§ Records supplied:
****************

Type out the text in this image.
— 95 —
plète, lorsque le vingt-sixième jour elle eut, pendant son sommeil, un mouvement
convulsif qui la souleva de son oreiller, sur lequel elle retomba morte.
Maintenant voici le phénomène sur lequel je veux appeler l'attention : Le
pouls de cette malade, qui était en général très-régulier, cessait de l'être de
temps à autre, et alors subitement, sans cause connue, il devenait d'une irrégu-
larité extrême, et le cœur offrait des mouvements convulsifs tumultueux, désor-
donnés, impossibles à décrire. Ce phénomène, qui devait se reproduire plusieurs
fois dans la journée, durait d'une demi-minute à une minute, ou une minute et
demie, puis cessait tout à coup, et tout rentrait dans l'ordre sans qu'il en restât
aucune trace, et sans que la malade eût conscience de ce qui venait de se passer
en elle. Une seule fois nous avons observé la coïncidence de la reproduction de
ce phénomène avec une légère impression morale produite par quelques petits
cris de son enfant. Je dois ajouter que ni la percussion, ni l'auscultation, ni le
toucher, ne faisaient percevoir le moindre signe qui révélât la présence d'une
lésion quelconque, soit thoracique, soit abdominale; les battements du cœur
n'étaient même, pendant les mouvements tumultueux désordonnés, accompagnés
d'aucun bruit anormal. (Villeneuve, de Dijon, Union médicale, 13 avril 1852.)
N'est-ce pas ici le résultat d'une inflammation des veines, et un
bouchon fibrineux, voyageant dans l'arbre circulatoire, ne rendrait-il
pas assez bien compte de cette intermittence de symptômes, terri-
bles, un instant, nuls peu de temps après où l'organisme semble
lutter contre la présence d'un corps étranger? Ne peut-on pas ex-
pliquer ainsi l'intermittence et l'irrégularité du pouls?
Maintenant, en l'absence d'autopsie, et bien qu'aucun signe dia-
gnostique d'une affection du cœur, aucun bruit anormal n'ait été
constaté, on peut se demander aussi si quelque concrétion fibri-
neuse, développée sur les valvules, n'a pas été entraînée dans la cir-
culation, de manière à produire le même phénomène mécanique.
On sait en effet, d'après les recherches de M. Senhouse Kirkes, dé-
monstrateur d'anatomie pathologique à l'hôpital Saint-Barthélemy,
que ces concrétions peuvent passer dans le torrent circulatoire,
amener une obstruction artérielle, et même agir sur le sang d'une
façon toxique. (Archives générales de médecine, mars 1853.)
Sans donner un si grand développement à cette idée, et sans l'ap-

****************

§ Instructions for the task: For the entries above, state how many lines contain the word "cessait". Provide the number by itself.

§ Final answer: 2